## Exercise requirements
Copy each line exactly.
%%
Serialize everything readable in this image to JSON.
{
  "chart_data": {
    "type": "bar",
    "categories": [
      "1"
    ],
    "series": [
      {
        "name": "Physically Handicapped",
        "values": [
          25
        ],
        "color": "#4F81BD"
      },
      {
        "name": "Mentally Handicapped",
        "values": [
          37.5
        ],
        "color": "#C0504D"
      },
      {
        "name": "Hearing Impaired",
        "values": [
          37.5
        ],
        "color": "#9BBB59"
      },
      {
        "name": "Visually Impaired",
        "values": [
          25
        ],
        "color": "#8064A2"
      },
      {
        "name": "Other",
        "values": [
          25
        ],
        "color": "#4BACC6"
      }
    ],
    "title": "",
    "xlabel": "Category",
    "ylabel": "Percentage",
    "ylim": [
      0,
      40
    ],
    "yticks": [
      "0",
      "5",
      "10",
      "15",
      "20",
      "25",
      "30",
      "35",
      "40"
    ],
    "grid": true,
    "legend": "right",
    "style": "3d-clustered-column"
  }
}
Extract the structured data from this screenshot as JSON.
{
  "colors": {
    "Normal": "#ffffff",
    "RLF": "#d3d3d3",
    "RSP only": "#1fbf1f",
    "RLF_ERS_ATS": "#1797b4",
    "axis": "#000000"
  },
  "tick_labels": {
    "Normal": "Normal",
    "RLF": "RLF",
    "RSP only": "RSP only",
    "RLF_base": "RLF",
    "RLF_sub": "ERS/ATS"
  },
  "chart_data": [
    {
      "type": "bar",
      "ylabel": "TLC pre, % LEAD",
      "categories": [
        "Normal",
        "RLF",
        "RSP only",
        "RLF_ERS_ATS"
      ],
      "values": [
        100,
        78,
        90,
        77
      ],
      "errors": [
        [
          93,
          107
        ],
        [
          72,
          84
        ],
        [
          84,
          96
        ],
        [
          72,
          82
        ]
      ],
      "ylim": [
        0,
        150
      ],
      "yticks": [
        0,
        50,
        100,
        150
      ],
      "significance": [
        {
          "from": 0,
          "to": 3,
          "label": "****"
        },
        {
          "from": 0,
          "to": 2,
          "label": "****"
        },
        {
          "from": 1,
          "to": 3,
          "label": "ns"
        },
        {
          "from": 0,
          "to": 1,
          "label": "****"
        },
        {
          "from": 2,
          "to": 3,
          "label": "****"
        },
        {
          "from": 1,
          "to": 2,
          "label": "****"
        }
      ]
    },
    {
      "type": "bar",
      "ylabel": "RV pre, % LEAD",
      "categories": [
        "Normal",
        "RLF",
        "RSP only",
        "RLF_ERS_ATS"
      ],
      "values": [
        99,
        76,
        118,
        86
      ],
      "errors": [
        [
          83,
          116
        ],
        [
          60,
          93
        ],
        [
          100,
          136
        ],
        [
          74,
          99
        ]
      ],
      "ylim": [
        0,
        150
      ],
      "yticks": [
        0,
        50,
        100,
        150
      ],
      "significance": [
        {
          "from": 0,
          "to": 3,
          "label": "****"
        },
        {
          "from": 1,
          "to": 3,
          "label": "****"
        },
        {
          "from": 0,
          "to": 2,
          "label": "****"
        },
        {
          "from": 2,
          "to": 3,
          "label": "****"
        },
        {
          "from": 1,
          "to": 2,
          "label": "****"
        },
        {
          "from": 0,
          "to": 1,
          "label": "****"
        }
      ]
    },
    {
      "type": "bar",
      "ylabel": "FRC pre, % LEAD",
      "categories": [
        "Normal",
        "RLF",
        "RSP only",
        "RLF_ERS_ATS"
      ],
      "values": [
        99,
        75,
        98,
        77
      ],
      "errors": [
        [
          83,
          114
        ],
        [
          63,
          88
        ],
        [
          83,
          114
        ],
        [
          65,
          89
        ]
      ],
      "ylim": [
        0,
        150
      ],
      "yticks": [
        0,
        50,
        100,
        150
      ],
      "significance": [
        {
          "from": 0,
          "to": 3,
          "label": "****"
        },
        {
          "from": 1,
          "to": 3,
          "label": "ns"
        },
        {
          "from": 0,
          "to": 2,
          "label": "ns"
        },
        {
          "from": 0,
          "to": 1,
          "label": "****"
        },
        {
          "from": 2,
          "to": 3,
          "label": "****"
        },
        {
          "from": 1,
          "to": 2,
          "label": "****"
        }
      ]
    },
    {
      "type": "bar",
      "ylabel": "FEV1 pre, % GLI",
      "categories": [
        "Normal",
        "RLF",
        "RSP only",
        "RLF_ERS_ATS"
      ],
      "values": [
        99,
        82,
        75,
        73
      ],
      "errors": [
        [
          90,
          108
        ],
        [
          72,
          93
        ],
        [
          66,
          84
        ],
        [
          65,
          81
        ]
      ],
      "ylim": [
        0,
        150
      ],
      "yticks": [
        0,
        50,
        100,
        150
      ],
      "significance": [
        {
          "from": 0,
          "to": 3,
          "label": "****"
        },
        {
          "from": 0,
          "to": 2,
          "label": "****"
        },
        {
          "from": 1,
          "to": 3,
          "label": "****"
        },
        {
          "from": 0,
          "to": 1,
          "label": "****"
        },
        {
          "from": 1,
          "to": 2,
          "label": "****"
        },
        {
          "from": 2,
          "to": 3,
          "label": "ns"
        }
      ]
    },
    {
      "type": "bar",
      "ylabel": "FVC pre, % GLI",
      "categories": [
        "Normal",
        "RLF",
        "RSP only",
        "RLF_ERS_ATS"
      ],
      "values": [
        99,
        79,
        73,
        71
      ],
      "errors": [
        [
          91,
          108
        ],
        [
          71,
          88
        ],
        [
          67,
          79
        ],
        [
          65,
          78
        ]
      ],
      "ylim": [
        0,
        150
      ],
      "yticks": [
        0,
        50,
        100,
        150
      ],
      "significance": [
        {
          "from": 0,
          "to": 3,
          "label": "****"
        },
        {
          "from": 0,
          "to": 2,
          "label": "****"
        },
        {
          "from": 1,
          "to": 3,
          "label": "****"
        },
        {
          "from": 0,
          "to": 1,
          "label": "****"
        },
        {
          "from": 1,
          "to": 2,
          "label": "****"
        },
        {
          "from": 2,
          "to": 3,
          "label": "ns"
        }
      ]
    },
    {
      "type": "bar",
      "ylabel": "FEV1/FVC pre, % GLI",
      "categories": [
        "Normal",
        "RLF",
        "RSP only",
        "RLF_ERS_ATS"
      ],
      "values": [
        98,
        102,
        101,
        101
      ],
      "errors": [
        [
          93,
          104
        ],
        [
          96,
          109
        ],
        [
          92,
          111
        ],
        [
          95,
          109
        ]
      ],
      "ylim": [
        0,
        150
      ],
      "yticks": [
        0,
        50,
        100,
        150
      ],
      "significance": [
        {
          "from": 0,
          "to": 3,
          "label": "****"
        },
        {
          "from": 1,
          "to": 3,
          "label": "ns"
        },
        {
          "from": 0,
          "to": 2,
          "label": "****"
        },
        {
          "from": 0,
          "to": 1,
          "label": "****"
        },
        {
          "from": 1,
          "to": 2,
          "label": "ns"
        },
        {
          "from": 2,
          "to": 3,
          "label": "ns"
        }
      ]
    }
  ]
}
%%
## Output below
Serialize everything readable in this image to JSON.
{
  "chart_data": {
    "type": "bar",
    "categories": [
      "1"
    ],
    "series": [
      {
        "name": "Physically Handicapped",
        "values": [
          25
        ],
        "color": "#4F81BD"
      },
      {
        "name": "Mentally Handicapped",
        "values": [
          37.5
        ],
        "color": "#C0504D"
      },
      {
        "name": "Hearing Impaired",
        "values": [
          37.5
        ],
        "color": "#9BBB59"
      },
      {
        "name": "Visually Impaired",
        "values": [
          25
        ],
        "color": "#8064A2"
      },
      {
        "name": "Other",
        "values": [
          25
        ],
        "color": "#4BACC6"
      }
    ],
    "title": "",
    "xlabel": "Category",
    "ylabel": "Percentage",
    "ylim": [
      0,
      40
    ],
    "yticks": [
      "0",
      "5",
      "10",
      "15",
      "20",
      "25",
      "30",
      "35",
      "40"
    ],
    "grid": true,
    "legend": "right",
    "style": "3d-clustered-column"
  }
}
Extract the structured data from this screenshot as JSON.
{
  "colors": {
    "Normal": "#ffffff",
    "RLF": "#d3d3d3",
    "RSP only": "#1fbf1f",
    "RLF_ERS_ATS": "#1797b4",
    "axis": "#000000"
  },
  "tick_labels": {
    "Normal": "Normal",
    "RLF": "RLF",
    "RSP only": "RSP only",
    "RLF_base": "RLF",
    "RLF_sub": "ERS/ATS"
  },
  "chart_data": [
    {
      "type": "bar",
      "ylabel": "TLC pre, % LEAD",
      "categories": [
        "Normal",
        "RLF",
        "RSP only",
        "RLF_ERS_ATS"
      ],
      "values": [
        100,
        78,
        90,
        77
      ],
      "errors": [
        [
          93,
          107
        ],
        [
          72,
          84
        ],
        [
          84,
          96
        ],
        [
          72,
          82
        ]
      ],
      "ylim": [
        0,
        150
      ],
      "yticks": [
        0,
        50,
        100,
        150
      ],
      "significance": [
        {
          "from": 0,
          "to": 3,
          "label": "****"
        },
        {
          "from": 0,
          "to": 2,
          "label": "****"
        },
        {
          "from": 1,
          "to": 3,
          "label": "ns"
        },
        {
          "from": 0,
          "to": 1,
          "label": "****"
        },
        {
          "from": 2,
          "to": 3,
          "label": "****"
        },
        {
          "from": 1,
          "to": 2,
          "label": "****"
        }
      ]
    },
    {
      "type": "bar",
      "ylabel": "RV pre, % LEAD",
      "categories": [
        "Normal",
        "RLF",
        "RSP only",
        "RLF_ERS_ATS"
      ],
      "values": [
        99,
        76,
        118,
        86
      ],
      "errors": [
        [
          83,
          116
        ],
        [
          60,
          93
        ],
        [
          100,
          136
        ],
        [
          74,
          99
        ]
      ],
      "ylim": [
        0,
        150
      ],
      "yticks": [
        0,
        50,
        100,
        150
      ],
      "significance": [
        {
          "from": 0,
          "to": 3,
          "label": "****"
        },
        {
          "from": 1,
          "to": 3,
          "label": "****"
        },
        {
          "from": 0,
          "to": 2,
          "label": "****"
        },
        {
          "from": 2,
          "to": 3,
          "label": "****"
        },
        {
          "from": 1,
          "to": 2,
          "label": "****"
        },
        {
          "from": 0,
          "to": 1,
          "label": "****"
        }
      ]
    },
    {
      "type": "bar",
      "ylabel": "FRC pre, % LEAD",
      "categories": [
        "Normal",
        "RLF",
        "RSP only",
        "RLF_ERS_ATS"
      ],
      "values": [
        99,
        75,
        98,
        77
      ],
      "errors": [
        [
          83,
          114
        ],
        [
          63,
          88
        ],
        [
          83,
          114
        ],
        [
          65,
          89
        ]
      ],
      "ylim": [
        0,
        150
      ],
      "yticks": [
        0,
        50,
        100,
        150
      ],
      "significance": [
        {
          "from": 0,
          "to": 3,
          "label": "****"
        },
        {
          "from": 1,
          "to": 3,
          "label": "ns"
        },
        {
          "from": 0,
          "to": 2,
          "label": "ns"
        },
        {
          "from": 0,
          "to": 1,
          "label": "****"
        },
        {
          "from": 2,
          "to": 3,
          "label": "****"
        },
        {
          "from": 1,
          "to": 2,
          "label": "****"
        }
      ]
    },
    {
      "type": "bar",
      "ylabel": "FEV1 pre, % GLI",
      "categories": [
        "Normal",
        "RLF",
        "RSP only",
        "RLF_ERS_ATS"
      ],
      "values": [
        99,
        82,
        75,
        73
      ],
      "errors": [
        [
          90,
          108
        ],
        [
          72,
          93
        ],
        [
          66,
          84
        ],
        [
          65,
          81
        ]
      ],
      "ylim": [
        0,
        150
      ],
      "yticks": [
        0,
        50,
        100,
        150
      ],
      "significance": [
        {
          "from": 0,
          "to": 3,
          "label": "****"
        },
        {
          "from": 0,
          "to": 2,
          "label": "****"
        },
        {
          "from": 1,
          "to": 3,
          "label": "****"
        },
        {
          "from": 0,
          "to": 1,
          "label": "****"
        },
        {
          "from": 1,
          "to": 2,
          "label": "****"
        },
        {
          "from": 2,
          "to": 3,
          "label": "ns"
        }
      ]
    },
    {
      "type": "bar",
      "ylabel": "FVC pre, % GLI",
      "categories": [
        "Normal",
        "RLF",
        "RSP only",
        "RLF_ERS_ATS"
      ],
      "values": [
        99,
        79,
        73,
        71
      ],
      "errors": [
        [
          91,
          108
        ],
        [
          71,
          88
        ],
        [
          67,
          79
        ],
        [
          65,
          78
        ]
      ],
      "ylim": [
        0,
        150
      ],
      "yticks": [
        0,
        50,
        100,
        150
      ],
      "significance": [
        {
          "from": 0,
          "to": 3,
          "label": "****"
        },
        {
          "from": 0,
          "to": 2,
          "label": "****"
        },
        {
          "from": 1,
          "to": 3,
          "label": "****"
        },
        {
          "from": 0,
          "to": 1,
          "label": "****"
        },
        {
          "from": 1,
          "to": 2,
          "label": "****"
        },
        {
          "from": 2,
          "to": 3,
          "label": "ns"
        }
      ]
    },
    {
      "type": "bar",
      "ylabel": "FEV1/FVC pre, % GLI",
      "categories": [
        "Normal",
        "RLF",
        "RSP only",
        "RLF_ERS_ATS"
      ],
      "values": [
        98,
        102,
        101,
        101
      ],
      "errors": [
        [
          93,
          104
        ],
        [
          96,
          109
        ],
        [
          92,
          111
        ],
        [
          95,
          109
        ]
      ],
      "ylim": [
        0,
        150
      ],
      "yticks": [
        0,
        50,
        100,
        150
      ],
      "significance": [
        {
          "from": 0,
          "to": 3,
          "label": "****"
        },
        {
          "from": 1,
          "to": 3,
          "label": "ns"
        },
        {
          "from": 0,
          "to": 2,
          "label": "****"
        },
        {
          "from": 0,
          "to": 1,
          "label": "****"
        },
        {
          "from": 1,
          "to": 2,
          "label": "ns"
        },
        {
          "from": 2,
          "to": 3,
          "label": "ns"
        }
      ]
    }
  ]
}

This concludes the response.